**Work to do**: Return all of the data exactly as given.
## Begin Data for the task
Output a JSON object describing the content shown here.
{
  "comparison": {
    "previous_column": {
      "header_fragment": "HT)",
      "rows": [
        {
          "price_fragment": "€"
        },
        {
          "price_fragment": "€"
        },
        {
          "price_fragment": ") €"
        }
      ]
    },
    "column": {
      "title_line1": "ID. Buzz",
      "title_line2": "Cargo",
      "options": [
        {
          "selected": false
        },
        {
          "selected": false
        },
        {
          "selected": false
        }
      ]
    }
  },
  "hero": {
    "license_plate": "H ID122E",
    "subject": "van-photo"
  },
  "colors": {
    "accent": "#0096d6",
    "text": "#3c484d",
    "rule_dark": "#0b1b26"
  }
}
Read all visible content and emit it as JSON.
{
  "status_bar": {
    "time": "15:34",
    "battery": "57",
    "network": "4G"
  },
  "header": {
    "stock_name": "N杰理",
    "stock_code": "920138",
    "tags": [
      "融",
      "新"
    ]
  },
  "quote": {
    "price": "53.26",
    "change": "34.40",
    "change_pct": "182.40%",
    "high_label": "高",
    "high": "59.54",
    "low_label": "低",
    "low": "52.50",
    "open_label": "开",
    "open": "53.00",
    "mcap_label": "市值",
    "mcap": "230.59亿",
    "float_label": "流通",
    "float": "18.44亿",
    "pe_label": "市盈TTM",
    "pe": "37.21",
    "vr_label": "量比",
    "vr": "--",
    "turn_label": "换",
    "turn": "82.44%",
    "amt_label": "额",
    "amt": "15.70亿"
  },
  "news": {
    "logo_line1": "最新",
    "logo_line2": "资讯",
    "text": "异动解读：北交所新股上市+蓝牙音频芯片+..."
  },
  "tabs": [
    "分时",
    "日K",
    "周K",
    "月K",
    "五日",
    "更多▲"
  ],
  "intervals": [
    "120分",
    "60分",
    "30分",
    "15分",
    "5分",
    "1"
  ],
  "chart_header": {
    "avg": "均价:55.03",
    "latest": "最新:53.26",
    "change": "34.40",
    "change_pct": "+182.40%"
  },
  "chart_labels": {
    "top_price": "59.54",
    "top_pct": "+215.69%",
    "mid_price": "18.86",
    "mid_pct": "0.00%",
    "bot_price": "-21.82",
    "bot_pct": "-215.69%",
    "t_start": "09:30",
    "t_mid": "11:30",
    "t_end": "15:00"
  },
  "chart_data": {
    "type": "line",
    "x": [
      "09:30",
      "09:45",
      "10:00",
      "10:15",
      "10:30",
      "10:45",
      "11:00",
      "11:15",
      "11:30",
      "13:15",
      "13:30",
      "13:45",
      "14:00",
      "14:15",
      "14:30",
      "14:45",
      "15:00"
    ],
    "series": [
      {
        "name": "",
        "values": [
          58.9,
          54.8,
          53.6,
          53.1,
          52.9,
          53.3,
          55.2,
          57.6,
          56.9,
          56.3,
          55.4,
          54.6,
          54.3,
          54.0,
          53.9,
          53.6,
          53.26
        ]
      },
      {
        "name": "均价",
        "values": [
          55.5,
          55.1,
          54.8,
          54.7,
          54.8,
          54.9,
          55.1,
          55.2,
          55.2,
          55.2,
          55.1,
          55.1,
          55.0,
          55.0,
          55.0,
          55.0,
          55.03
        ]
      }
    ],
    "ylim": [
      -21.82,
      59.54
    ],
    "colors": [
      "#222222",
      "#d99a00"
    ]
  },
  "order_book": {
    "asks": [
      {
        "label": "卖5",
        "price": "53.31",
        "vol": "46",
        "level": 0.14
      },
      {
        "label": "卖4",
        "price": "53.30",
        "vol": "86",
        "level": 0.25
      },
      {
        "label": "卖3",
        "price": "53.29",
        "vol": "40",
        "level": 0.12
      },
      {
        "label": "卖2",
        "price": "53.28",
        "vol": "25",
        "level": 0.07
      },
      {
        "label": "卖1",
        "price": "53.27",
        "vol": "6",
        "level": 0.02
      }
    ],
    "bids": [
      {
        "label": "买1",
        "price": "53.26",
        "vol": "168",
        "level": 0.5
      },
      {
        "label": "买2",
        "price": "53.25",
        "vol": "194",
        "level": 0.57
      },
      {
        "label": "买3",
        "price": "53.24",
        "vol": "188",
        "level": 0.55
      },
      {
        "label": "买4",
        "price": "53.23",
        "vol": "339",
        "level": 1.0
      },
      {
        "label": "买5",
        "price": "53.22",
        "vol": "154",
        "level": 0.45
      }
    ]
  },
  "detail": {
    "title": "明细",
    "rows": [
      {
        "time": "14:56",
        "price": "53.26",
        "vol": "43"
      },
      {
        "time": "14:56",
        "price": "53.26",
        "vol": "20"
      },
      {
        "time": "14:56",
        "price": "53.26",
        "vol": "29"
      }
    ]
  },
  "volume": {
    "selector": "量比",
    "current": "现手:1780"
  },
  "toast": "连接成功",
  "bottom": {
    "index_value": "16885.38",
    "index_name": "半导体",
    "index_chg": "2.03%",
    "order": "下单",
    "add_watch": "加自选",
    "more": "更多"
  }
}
## End Data for the task
**Task answer**:
Output a JSON object describing the content shown here.
{
  "comparison": {
    "previous_column": {
      "header_fragment": "HT)",
      "rows": [
        {
          "price_fragment": "€"
        },
        {
          "price_fragment": "€"
        },
        {
          "price_fragment": ") €"
        }
      ]
    },
    "column": {
      "title_line1": "ID. Buzz",
      "title_line2": "Cargo",
      "options": [
        {
          "selected": false
        },
        {
          "selected": false
        },
        {
          "selected": false
        }
      ]
    }
  },
  "hero": {
    "license_plate": "H ID122E",
    "subject": "van-photo"
  },
  "colors": {
    "accent": "#0096d6",
    "text": "#3c484d",
    "rule_dark": "#0b1b26"
  }
}
Read all visible content and emit it as JSON.
{
  "status_bar": {
    "time": "15:34",
    "battery": "57",
    "network": "4G"
  },
  "header": {
    "stock_name": "N杰理",
    "stock_code": "920138",
    "tags": [
      "融",
      "新"
    ]
  },
  "quote": {
    "price": "53.26",
    "change": "34.40",
    "change_pct": "182.40%",
    "high_label": "高",
    "high": "59.54",
    "low_label": "低",
    "low": "52.50",
    "open_label": "开",
    "open": "53.00",
    "mcap_label": "市值",
    "mcap": "230.59亿",
    "float_label": "流通",
    "float": "18.44亿",
    "pe_label": "市盈TTM",
    "pe": "37.21",
    "vr_label": "量比",
    "vr": "--",
    "turn_label": "换",
    "turn": "82.44%",
    "amt_label": "额",
    "amt": "15.70亿"
  },
  "news": {
    "logo_line1": "最新",
    "logo_line2": "资讯",
    "text": "异动解读：北交所新股上市+蓝牙音频芯片+..."
  },
  "tabs": [
    "分时",
    "日K",
    "周K",
    "月K",
    "五日",
    "更多▲"
  ],
  "intervals": [
    "120分",
    "60分",
    "30分",
    "15分",
    "5分",
    "1"
  ],
  "chart_header": {
    "avg": "均价:55.03",
    "latest": "最新:53.26",
    "change": "34.40",
    "change_pct": "+182.40%"
  },
  "chart_labels": {
    "top_price": "59.54",
    "top_pct": "+215.69%",
    "mid_price": "18.86",
    "mid_pct": "0.00%",
    "bot_price": "-21.82",
    "bot_pct": "-215.69%",
    "t_start": "09:30",
    "t_mid": "11:30",
    "t_end": "15:00"
  },
  "chart_data": {
    "type": "line",
    "x": [
      "09:30",
      "09:45",
      "10:00",
      "10:15",
      "10:30",
      "10:45",
      "11:00",
      "11:15",
      "11:30",
      "13:15",
      "13:30",
      "13:45",
      "14:00",
      "14:15",
      "14:30",
      "14:45",
      "15:00"
    ],
    "series": [
      {
        "name": "",
        "values": [
          58.9,
          54.8,
          53.6,
          53.1,
          52.9,
          53.3,
          55.2,
          57.6,
          56.9,
          56.3,
          55.4,
          54.6,
          54.3,
          54.0,
          53.9,
          53.6,
          53.26
        ]
      },
      {
        "name": "均价",
        "values": [
          55.5,
          55.1,
          54.8,
          54.7,
          54.8,
          54.9,
          55.1,
          55.2,
          55.2,
          55.2,
          55.1,
          55.1,
          55.0,
          55.0,
          55.0,
          55.0,
          55.03
        ]
      }
    ],
    "ylim": [
      -21.82,
      59.54
    ],
    "colors": [
      "#222222",
      "#d99a00"
    ]
  },
  "order_book": {
    "asks": [
      {
        "label": "卖5",
        "price": "53.31",
        "vol": "46",
        "level": 0.14
      },
      {
        "label": "卖4",
        "price": "53.30",
        "vol": "86",
        "level": 0.25
      },
      {
        "label": "卖3",
        "price": "53.29",
        "vol": "40",
        "level": 0.12
      },
      {
        "label": "卖2",
        "price": "53.28",
        "vol": "25",
        "level": 0.07
      },
      {
        "label": "卖1",
        "price": "53.27",
        "vol": "6",
        "level": 0.02
      }
    ],
    "bids": [
      {
        "label": "买1",
        "price": "53.26",
        "vol": "168",
        "level": 0.5
      },
      {
        "label": "买2",
        "price": "53.25",
        "vol": "194",
        "level": 0.57
      },
      {
        "label": "买3",
        "price": "53.24",
        "vol": "188",
        "level": 0.55
      },
      {
        "label": "买4",
        "price": "53.23",
        "vol": "339",
        "level": 1.0
      },
      {
        "label": "买5",
        "price": "53.22",
        "vol": "154",
        "level": 0.45
      }
    ]
  },
  "detail": {
    "title": "明细",
    "rows": [
      {
        "time": "14:56",
        "price": "53.26",
        "vol": "43"
      },
      {
        "time": "14:56",
        "price": "53.26",
        "vol": "20"
      },
      {
        "time": "14:56",
        "price": "53.26",
        "vol": "29"
      }
    ]
  },
  "volume": {
    "selector": "量比",
    "current": "现手:1780"
  },
  "toast": "连接成功",
  "bottom": {
    "index_value": "16885.38",
    "index_name": "半导体",
    "index_chg": "2.03%",
    "order": "下单",
    "add_watch": "加自选",
    "more": "更多"
  }
}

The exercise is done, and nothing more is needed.